**Things to do**.
(a) In the Mac mini review, what is the maximum resolution the HDMI output supports?
(b) Rewrite everything in the Mac mini review from "Apple Mac mini" down to "to DVI adapter.", changing "infatuation" to "fascination".

**** Reading text

Apple Mac mini Review (Mid 2010)

The Apple TV comparison continues when you look at the ports along the back. Apple’s recent infatuation with mini DisplayPort continues, but there’s also an HDMI port on the back of the new mini. Apple thankfully provides a single-link DVI to HDMI adapter in the box for those of you who aren’t hooking the Mac mini up to a HDTV. The HDMI output supports a max resolution of 1920 x 1200 while the miniDP can drive a 2560 x 1600 display with an active miniDP to DVI adapter.
But it’s clear that the HDTV pair is something Apple thought of. The mini is no longer a way to get a taste of OS X, it’s a full fledged HTPC or Apple’s take on the ION nettop.Internally the Mac mini is pretty much a 13-inch MacBook Pro. You get a 45nm 2.40GHz Core 2 Duo with a 3MB L2 cache (technically it’s the Core 2 Duo P8600). The chipset is NVIDIA’s GeForce 320M, identical to what’s used in the 13-inch MacBook Pro. There’s no dedicated frame buffer. The GPU carves 256MB of main memory out for its own use, which is a problem because the base configuration only ships with 2GB of memory.

********
**** Data shown

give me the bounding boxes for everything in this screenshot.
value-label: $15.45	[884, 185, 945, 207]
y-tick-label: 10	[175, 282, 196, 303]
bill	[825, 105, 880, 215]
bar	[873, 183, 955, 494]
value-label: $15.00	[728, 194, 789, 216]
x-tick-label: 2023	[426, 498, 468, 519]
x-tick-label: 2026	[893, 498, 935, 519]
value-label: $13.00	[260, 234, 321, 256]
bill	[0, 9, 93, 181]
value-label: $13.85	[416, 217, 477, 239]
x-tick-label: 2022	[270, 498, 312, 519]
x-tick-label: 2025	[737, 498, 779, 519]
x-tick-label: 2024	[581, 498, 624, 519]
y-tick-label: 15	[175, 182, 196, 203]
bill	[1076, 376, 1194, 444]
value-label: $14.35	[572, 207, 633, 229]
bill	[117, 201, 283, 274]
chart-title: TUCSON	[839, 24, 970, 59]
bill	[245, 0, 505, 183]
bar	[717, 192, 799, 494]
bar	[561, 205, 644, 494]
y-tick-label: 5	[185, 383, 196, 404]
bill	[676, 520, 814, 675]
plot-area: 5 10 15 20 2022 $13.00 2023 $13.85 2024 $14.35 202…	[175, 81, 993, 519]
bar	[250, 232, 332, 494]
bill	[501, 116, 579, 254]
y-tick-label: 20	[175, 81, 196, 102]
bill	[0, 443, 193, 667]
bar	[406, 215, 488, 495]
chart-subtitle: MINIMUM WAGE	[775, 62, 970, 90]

********

**Exercise solutions**.
(a) 1920 x 1200

(b)
Apple Mac mini Review (Mid 2010)

The Apple TV comparison continues when you look at the ports along the back. Apple’s recent fascination with mini DisplayPort continues, but there’s also an HDMI port on the back of the new mini. Apple thankfully provides a single-link DVI to HDMI adapter in the box for those of you who aren’t hooking the Mac mini up to a HDTV. The HDMI output supports a max resolution of 1920 x 1200 while the miniDP can drive a 2560 x 1600 display with an active miniDP to DVI adapter.